** START Information supplied **
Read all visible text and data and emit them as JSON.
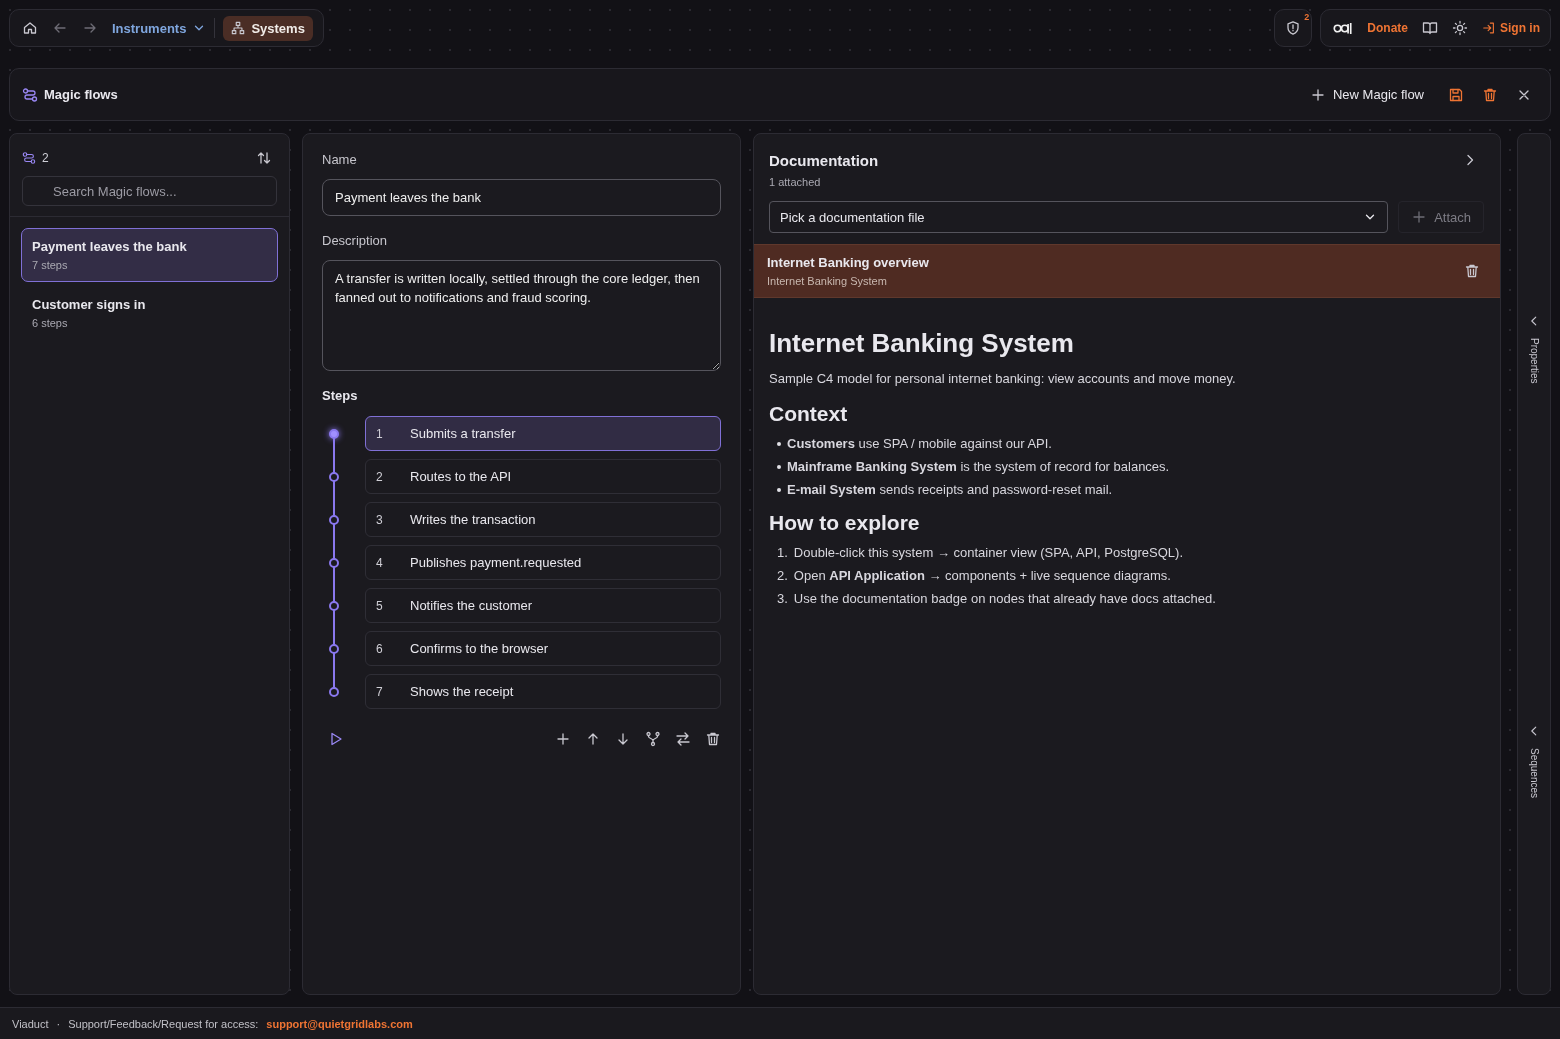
{
  "nav": {
    "instruments": "Instruments",
    "systems": "Systems"
  },
  "alerts": {
    "count": "2"
  },
  "account": {
    "donate": "Donate",
    "sign_in": "Sign in"
  },
  "panel": {
    "title": "Magic flows",
    "new_button": "New Magic flow"
  },
  "flows": {
    "count": "2",
    "search_placeholder": "Search Magic flows...",
    "items": [
      {
        "title": "Payment leaves the bank",
        "steps": "7 steps",
        "selected": true
      },
      {
        "title": "Customer signs in",
        "steps": "6 steps",
        "selected": false
      }
    ]
  },
  "editor": {
    "name_label": "Name",
    "name_value": "Payment leaves the bank",
    "description_label": "Description",
    "description_value": "A transfer is written locally, settled through the core ledger, then fanned out to notifications and fraud scoring.",
    "steps_label": "Steps",
    "steps": [
      {
        "number": "1",
        "label": "Submits a transfer",
        "selected": true
      },
      {
        "number": "2",
        "label": "Routes to the API",
        "selected": false
      },
      {
        "number": "3",
        "label": "Writes the transaction",
        "selected": false
      },
      {
        "number": "4",
        "label": "Publishes payment.requested",
        "selected": false
      },
      {
        "number": "5",
        "label": "Notifies the customer",
        "selected": false
      },
      {
        "number": "6",
        "label": "Confirms to the browser",
        "selected": false
      },
      {
        "number": "7",
        "label": "Shows the receipt",
        "selected": false
      }
    ]
  },
  "documentation": {
    "title": "Documentation",
    "subtitle": "1 attached",
    "picker": "Pick a documentation file",
    "attach": "Attach",
    "attached": [
      {
        "title": "Internet Banking overview",
        "system": "Internet Banking System"
      }
    ],
    "doc": {
      "heading": "Internet Banking System",
      "intro": "Sample C4 model for personal internet banking: view accounts and move money.",
      "sections": [
        {
          "heading": "Context",
          "kind": "bullets",
          "items": [
            "**Customers** use SPA / mobile against our API.",
            "**Mainframe Banking System** is the system of record for balances.",
            "**E-mail System** sends receipts and password-reset mail."
          ]
        },
        {
          "heading": "How to explore",
          "kind": "numbered",
          "markers": [
            "1.",
            "2.",
            "3."
          ],
          "items": [
            "Double-click this system → container view (SPA, API, PostgreSQL).",
            "Open **API Application** → components + live sequence diagrams.",
            "Use the documentation badge on nodes that already have docs attached."
          ]
        }
      ]
    }
  },
  "rail": [
    {
      "label": "Properties"
    },
    {
      "label": "Sequences"
    }
  ],
  "footer": {
    "app": "Viaduct",
    "separator": "·",
    "support": "Support/Feedback/Request for access:",
    "email": "support@quietgridlabs.com"
  }
}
** END Information supplied **
Challenge
Using the material above, retype each entry exactly and omit the pictures.

Written response
Read all visible text and data and emit them as JSON.
{
  "nav": {
    "instruments": "Instruments",
    "systems": "Systems"
  },
  "alerts": {
    "count": "2"
  },
  "account": {
    "donate": "Donate",
    "sign_in": "Sign in"
  },
  "panel": {
    "title": "Magic flows",
    "new_button": "New Magic flow"
  },
  "flows": {
    "count": "2",
    "search_placeholder": "Search Magic flows...",
    "items": [
      {
        "title": "Payment leaves the bank",
        "steps": "7 steps",
        "selected": true
      },
      {
        "title": "Customer signs in",
        "steps": "6 steps",
        "selected": false
      }
    ]
  },
  "editor": {
    "name_label": "Name",
    "name_value": "Payment leaves the bank",
    "description_label": "Description",
    "description_value": "A transfer is written locally, settled through the core ledger, then fanned out to notifications and fraud scoring.",
    "steps_label": "Steps",
    "steps": [
      {
        "number": "1",
        "label": "Submits a transfer",
        "selected": true
      },
      {
        "number": "2",
        "label": "Routes to the API",
        "selected": false
      },
      {
        "number": "3",
        "label": "Writes the transaction",
        "selected": false
      },
      {
        "number": "4",
        "label": "Publishes payment.requested",
        "selected": false
      },
      {
        "number": "5",
        "label": "Notifies the customer",
        "selected": false
      },
      {
        "number": "6",
        "label": "Confirms to the browser",
        "selected": false
      },
      {
        "number": "7",
        "label": "Shows the receipt",
        "selected": false
      }
    ]
  },
  "documentation": {
    "title": "Documentation",
    "subtitle": "1 attached",
    "picker": "Pick a documentation file",
    "attach": "Attach",
    "attached": [
      {
        "title": "Internet Banking overview",
        "system": "Internet Banking System"
      }
    ],
    "doc": {
      "heading": "Internet Banking System",
      "intro": "Sample C4 model for personal internet banking: view accounts and move money.",
      "sections": [
        {
          "heading": "Context",
          "kind": "bullets",
          "items": [
            "**Customers** use SPA / mobile against our API.",
            "**Mainframe Banking System** is the system of record for balances.",
            "**E-mail System** sends receipts and password-reset mail."
          ]
        },
        {
          "heading": "How to explore",
          "kind": "numbered",
          "markers": [
            "1.",
            "2.",
            "3."
          ],
          "items": [
            "Double-click this system → container view (SPA, API, PostgreSQL).",
            "Open **API Application** → components + live sequence diagrams.",
            "Use the documentation badge on nodes that already have docs attached."
          ]
        }
      ]
    }
  },
  "rail": [
    {
      "label": "Properties"
    },
    {
      "label": "Sequences"
    }
  ],
  "footer": {
    "app": "Viaduct",
    "separator": "·",
    "support": "Support/Feedback/Request for access:",
    "email": "support@quietgridlabs.com"
  }
}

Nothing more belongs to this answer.